Aim of the task = Reproduce every entry exactly as shown.

· · · · ·

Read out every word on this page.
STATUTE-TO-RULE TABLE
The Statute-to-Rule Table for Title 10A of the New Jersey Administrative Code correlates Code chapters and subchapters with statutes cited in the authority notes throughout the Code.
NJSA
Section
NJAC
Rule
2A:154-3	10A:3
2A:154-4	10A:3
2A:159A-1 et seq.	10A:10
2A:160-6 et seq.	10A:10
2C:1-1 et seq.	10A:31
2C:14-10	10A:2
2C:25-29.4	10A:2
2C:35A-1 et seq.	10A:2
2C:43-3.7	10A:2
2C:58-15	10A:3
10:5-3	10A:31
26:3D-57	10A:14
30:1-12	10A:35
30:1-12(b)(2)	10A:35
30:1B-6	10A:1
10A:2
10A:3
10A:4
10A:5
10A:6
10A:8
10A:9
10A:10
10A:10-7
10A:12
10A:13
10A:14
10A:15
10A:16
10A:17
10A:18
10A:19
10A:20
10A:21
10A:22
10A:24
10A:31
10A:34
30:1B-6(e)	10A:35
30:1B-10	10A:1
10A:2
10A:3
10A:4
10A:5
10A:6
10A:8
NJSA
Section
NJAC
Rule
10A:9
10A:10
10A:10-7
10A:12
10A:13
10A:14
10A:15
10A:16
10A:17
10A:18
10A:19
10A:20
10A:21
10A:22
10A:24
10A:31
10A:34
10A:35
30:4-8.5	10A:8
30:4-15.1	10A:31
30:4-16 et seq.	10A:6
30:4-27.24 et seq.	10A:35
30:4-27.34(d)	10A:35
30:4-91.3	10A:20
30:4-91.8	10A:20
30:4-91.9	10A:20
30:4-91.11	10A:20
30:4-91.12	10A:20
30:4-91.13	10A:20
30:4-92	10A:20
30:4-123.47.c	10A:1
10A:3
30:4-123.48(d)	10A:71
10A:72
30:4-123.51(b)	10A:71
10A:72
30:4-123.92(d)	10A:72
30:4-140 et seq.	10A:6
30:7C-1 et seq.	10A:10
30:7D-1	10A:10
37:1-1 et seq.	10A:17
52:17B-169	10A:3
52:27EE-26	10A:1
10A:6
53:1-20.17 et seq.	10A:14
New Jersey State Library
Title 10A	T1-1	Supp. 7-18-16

· · · · ·

Written answer =
Read out every word on this page.
STATUTE-TO-RULE TABLE
The Statute-to-Rule Table for Title 10A of the New Jersey Administrative Code correlates Code chapters and subchapters with statutes cited in the authority notes throughout the Code.
NJSA
Section
NJAC
Rule
2A:154-3	10A:3
2A:154-4	10A:3
2A:159A-1 et seq.	10A:10
2A:160-6 et seq.	10A:10
2C:1-1 et seq.	10A:31
2C:14-10	10A:2
2C:25-29.4	10A:2
2C:35A-1 et seq.	10A:2
2C:43-3.7	10A:2
2C:58-15	10A:3
10:5-3	10A:31
26:3D-57	10A:14
30:1-12	10A:35
30:1-12(b)(2)	10A:35
30:1B-6	10A:1
10A:2
10A:3
10A:4
10A:5
10A:6
10A:8
10A:9
10A:10
10A:10-7
10A:12
10A:13
10A:14
10A:15
10A:16
10A:17
10A:18
10A:19
10A:20
10A:21
10A:22
10A:24
10A:31
10A:34
30:1B-6(e)	10A:35
30:1B-10	10A:1
10A:2
10A:3
10A:4
10A:5
10A:6
10A:8
NJSA
Section
NJAC
Rule
10A:9
10A:10
10A:10-7
10A:12
10A:13
10A:14
10A:15
10A:16
10A:17
10A:18
10A:19
10A:20
10A:21
10A:22
10A:24
10A:31
10A:34
10A:35
30:4-8.5	10A:8
30:4-15.1	10A:31
30:4-16 et seq.	10A:6
30:4-27.24 et seq.	10A:35
30:4-27.34(d)	10A:35
30:4-91.3	10A:20
30:4-91.8	10A:20
30:4-91.9	10A:20
30:4-91.11	10A:20
30:4-91.12	10A:20
30:4-91.13	10A:20
30:4-92	10A:20
30:4-123.47.c	10A:1
10A:3
30:4-123.48(d)	10A:71
10A:72
30:4-123.51(b)	10A:71
10A:72
30:4-123.92(d)	10A:72
30:4-140 et seq.	10A:6
30:7C-1 et seq.	10A:10
30:7D-1	10A:10
37:1-1 et seq.	10A:17
52:17B-169	10A:3
52:27EE-26	10A:1
10A:6
53:1-20.17 et seq.	10A:14
New Jersey State Library
Title 10A	T1-1	Supp. 7-18-16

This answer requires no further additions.